» Collection entries:
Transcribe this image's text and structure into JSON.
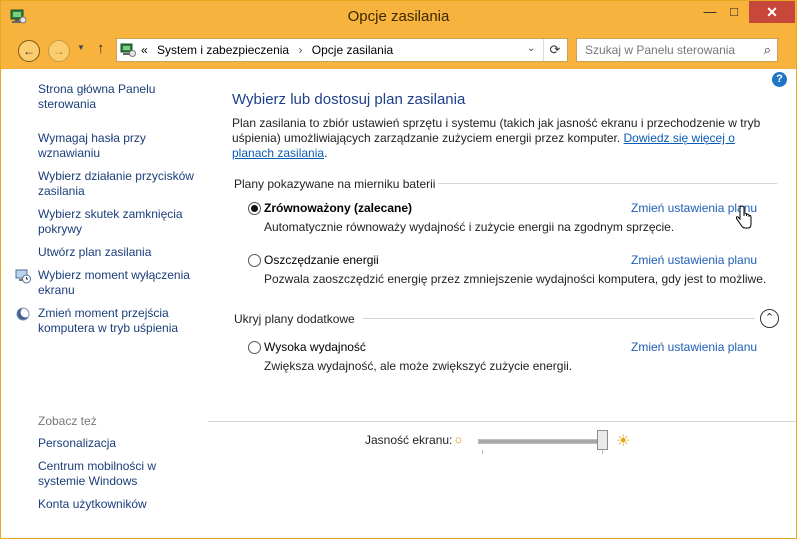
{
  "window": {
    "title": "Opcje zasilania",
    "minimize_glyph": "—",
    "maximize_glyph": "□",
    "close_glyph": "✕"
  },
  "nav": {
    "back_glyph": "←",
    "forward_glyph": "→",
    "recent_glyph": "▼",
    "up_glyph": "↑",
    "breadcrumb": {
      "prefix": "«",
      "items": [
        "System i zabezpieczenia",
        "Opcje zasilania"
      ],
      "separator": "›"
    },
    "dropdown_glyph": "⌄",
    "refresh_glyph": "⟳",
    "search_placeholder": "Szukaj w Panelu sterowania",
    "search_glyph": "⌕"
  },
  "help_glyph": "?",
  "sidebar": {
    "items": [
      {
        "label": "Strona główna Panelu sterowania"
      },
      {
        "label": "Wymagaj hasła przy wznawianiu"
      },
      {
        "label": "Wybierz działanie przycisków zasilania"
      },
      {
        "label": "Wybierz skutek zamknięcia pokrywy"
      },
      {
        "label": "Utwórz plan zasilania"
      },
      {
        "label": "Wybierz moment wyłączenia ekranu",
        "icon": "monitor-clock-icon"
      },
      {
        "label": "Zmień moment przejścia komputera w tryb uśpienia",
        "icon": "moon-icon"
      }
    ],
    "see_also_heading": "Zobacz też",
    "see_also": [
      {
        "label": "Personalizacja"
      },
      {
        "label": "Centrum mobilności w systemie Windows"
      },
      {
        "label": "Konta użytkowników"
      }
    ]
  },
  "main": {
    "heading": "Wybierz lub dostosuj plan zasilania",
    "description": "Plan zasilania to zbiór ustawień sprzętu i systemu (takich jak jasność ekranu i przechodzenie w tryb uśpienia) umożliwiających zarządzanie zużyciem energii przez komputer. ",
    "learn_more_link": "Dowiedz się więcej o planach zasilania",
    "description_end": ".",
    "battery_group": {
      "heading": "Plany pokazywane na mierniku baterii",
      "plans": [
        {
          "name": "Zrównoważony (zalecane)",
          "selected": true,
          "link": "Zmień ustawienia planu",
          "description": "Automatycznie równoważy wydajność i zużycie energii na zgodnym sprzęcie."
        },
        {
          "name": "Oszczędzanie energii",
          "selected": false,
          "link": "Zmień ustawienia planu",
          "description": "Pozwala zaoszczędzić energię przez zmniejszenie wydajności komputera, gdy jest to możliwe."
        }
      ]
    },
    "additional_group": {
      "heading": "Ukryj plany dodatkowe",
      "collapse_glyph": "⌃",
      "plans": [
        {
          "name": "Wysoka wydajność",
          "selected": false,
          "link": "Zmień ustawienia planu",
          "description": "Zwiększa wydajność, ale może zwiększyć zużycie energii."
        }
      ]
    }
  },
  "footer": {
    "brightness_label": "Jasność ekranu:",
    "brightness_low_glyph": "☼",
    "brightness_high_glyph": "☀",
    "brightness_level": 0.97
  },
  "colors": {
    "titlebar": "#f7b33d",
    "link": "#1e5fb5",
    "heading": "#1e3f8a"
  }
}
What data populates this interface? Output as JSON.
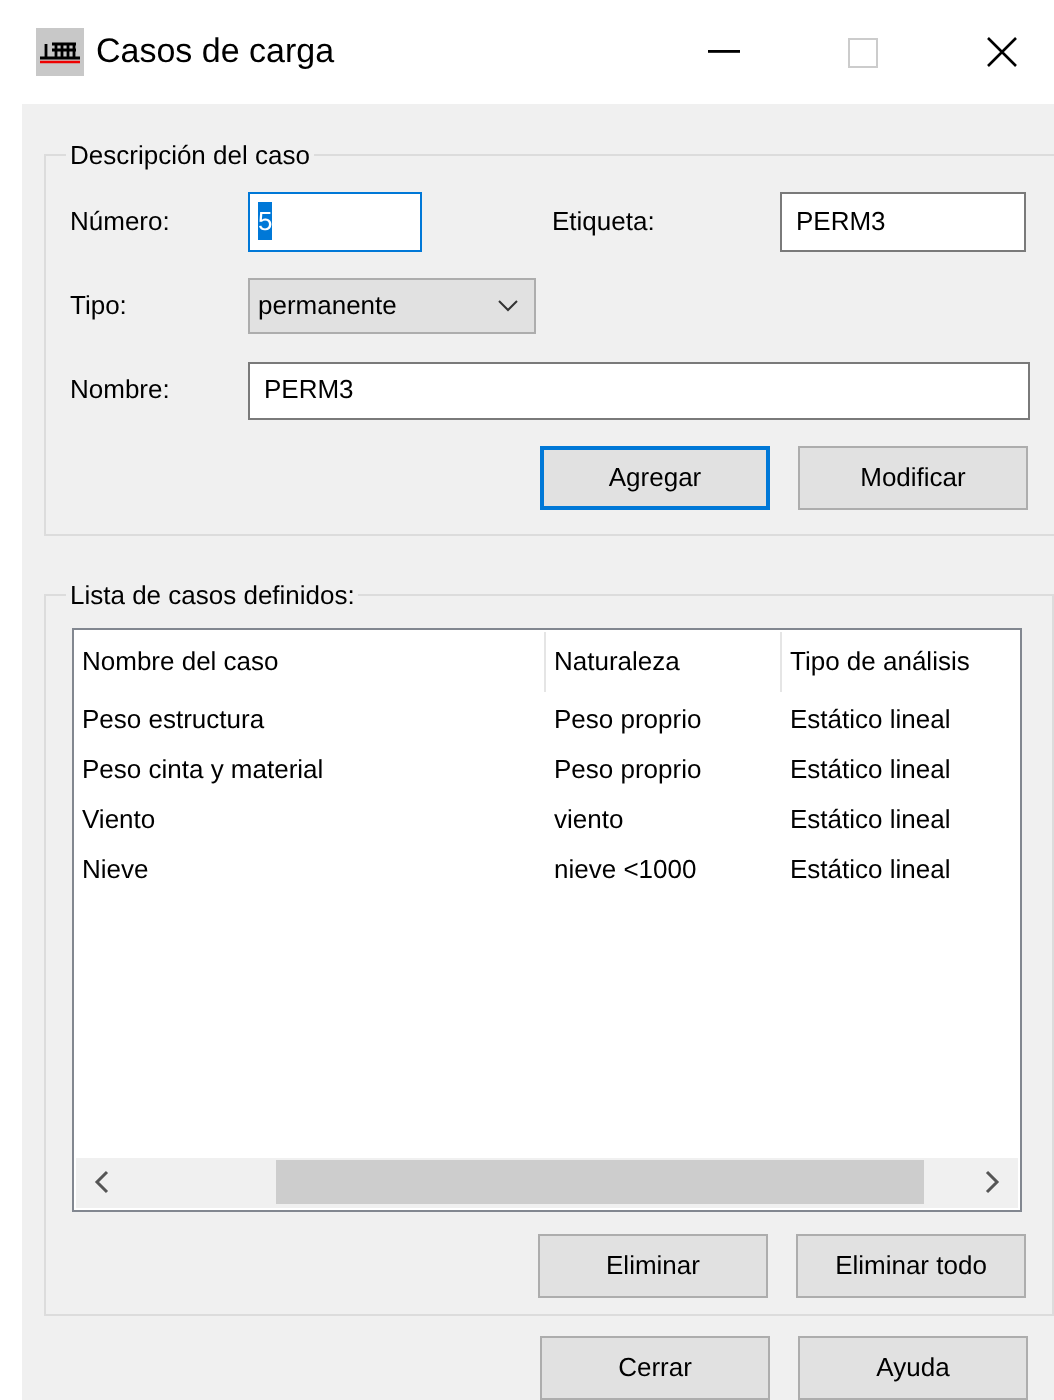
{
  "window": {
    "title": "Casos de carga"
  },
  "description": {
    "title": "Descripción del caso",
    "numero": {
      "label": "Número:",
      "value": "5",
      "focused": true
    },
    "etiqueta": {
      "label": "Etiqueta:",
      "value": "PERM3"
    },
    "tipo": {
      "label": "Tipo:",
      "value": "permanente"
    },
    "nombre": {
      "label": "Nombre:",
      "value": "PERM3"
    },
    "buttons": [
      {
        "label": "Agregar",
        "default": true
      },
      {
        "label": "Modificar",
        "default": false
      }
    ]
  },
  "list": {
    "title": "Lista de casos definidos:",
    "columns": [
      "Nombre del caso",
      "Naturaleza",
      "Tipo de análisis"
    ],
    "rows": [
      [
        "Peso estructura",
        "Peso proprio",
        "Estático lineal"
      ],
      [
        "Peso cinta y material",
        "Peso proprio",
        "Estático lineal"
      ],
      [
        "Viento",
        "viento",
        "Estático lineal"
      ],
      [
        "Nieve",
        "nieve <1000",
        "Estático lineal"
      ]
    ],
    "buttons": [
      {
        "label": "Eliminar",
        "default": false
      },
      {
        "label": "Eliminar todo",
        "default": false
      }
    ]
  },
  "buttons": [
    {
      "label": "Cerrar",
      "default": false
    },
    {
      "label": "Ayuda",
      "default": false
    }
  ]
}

» Brief:
Reproduce the data word for word, excluding its pictures.

» Written reply:
Transcribe this image's text and structure into JSON.
{
  "window": {
    "title": "Opcje zasilania",
    "minimize_glyph": "—",
    "maximize_glyph": "□",
    "close_glyph": "✕"
  },
  "nav": {
    "back_glyph": "←",
    "forward_glyph": "→",
    "recent_glyph": "▼",
    "up_glyph": "↑",
    "breadcrumb": {
      "prefix": "«",
      "items": [
        "System i zabezpieczenia",
        "Opcje zasilania"
      ],
      "separator": "›"
    },
    "dropdown_glyph": "⌄",
    "refresh_glyph": "⟳",
    "search_placeholder": "Szukaj w Panelu sterowania",
    "search_glyph": "⌕"
  },
  "help_glyph": "?",
  "sidebar": {
    "items": [
      {
        "label": "Strona główna Panelu sterowania"
      },
      {
        "label": "Wymagaj hasła przy wznawianiu"
      },
      {
        "label": "Wybierz działanie przycisków zasilania"
      },
      {
        "label": "Wybierz skutek zamknięcia pokrywy"
      },
      {
        "label": "Utwórz plan zasilania"
      },
      {
        "label": "Wybierz moment wyłączenia ekranu",
        "icon": "monitor-clock-icon"
      },
      {
        "label": "Zmień moment przejścia komputera w tryb uśpienia",
        "icon": "moon-icon"
      }
    ],
    "see_also_heading": "Zobacz też",
    "see_also": [
      {
        "label": "Personalizacja"
      },
      {
        "label": "Centrum mobilności w systemie Windows"
      },
      {
        "label": "Konta użytkowników"
      }
    ]
  },
  "main": {
    "heading": "Wybierz lub dostosuj plan zasilania",
    "description": "Plan zasilania to zbiór ustawień sprzętu i systemu (takich jak jasność ekranu i przechodzenie w tryb uśpienia) umożliwiających zarządzanie zużyciem energii przez komputer. ",
    "learn_more_link": "Dowiedz się więcej o planach zasilania",
    "description_end": ".",
    "battery_group": {
      "heading": "Plany pokazywane na mierniku baterii",
      "plans": [
        {
          "name": "Zrównoważony (zalecane)",
          "selected": true,
          "link": "Zmień ustawienia planu",
          "description": "Automatycznie równoważy wydajność i zużycie energii na zgodnym sprzęcie."
        },
        {
          "name": "Oszczędzanie energii",
          "selected": false,
          "link": "Zmień ustawienia planu",
          "description": "Pozwala zaoszczędzić energię przez zmniejszenie wydajności komputera, gdy jest to możliwe."
        }
      ]
    },
    "additional_group": {
      "heading": "Ukryj plany dodatkowe",
      "collapse_glyph": "⌃",
      "plans": [
        {
          "name": "Wysoka wydajność",
          "selected": false,
          "link": "Zmień ustawienia planu",
          "description": "Zwiększa wydajność, ale może zwiększyć zużycie energii."
        }
      ]
    }
  },
  "footer": {
    "brightness_label": "Jasność ekranu:",
    "brightness_low_glyph": "☼",
    "brightness_high_glyph": "☀",
    "brightness_level": 0.97
  },
  "colors": {
    "titlebar": "#f7b33d",
    "link": "#1e5fb5",
    "heading": "#1e3f8a"
  }
}
What data populates this interface? Output as JSON.
{
  "window": {
    "title": "Casos de carga"
  },
  "description": {
    "title": "Descripción del caso",
    "numero": {
      "label": "Número:",
      "value": "5",
      "focused": true
    },
    "etiqueta": {
      "label": "Etiqueta:",
      "value": "PERM3"
    },
    "tipo": {
      "label": "Tipo:",
      "value": "permanente"
    },
    "nombre": {
      "label": "Nombre:",
      "value": "PERM3"
    },
    "buttons": [
      {
        "label": "Agregar",
        "default": true
      },
      {
        "label": "Modificar",
        "default": false
      }
    ]
  },
  "list": {
    "title": "Lista de casos definidos:",
    "columns": [
      "Nombre del caso",
      "Naturaleza",
      "Tipo de análisis"
    ],
    "rows": [
      [
        "Peso estructura",
        "Peso proprio",
        "Estático lineal"
      ],
      [
        "Peso cinta y material",
        "Peso proprio",
        "Estático lineal"
      ],
      [
        "Viento",
        "viento",
        "Estático lineal"
      ],
      [
        "Nieve",
        "nieve <1000",
        "Estático lineal"
      ]
    ],
    "buttons": [
      {
        "label": "Eliminar",
        "default": false
      },
      {
        "label": "Eliminar todo",
        "default": false
      }
    ]
  },
  "buttons": [
    {
      "label": "Cerrar",
      "default": false
    },
    {
      "label": "Ayuda",
      "default": false
    }
  ]
}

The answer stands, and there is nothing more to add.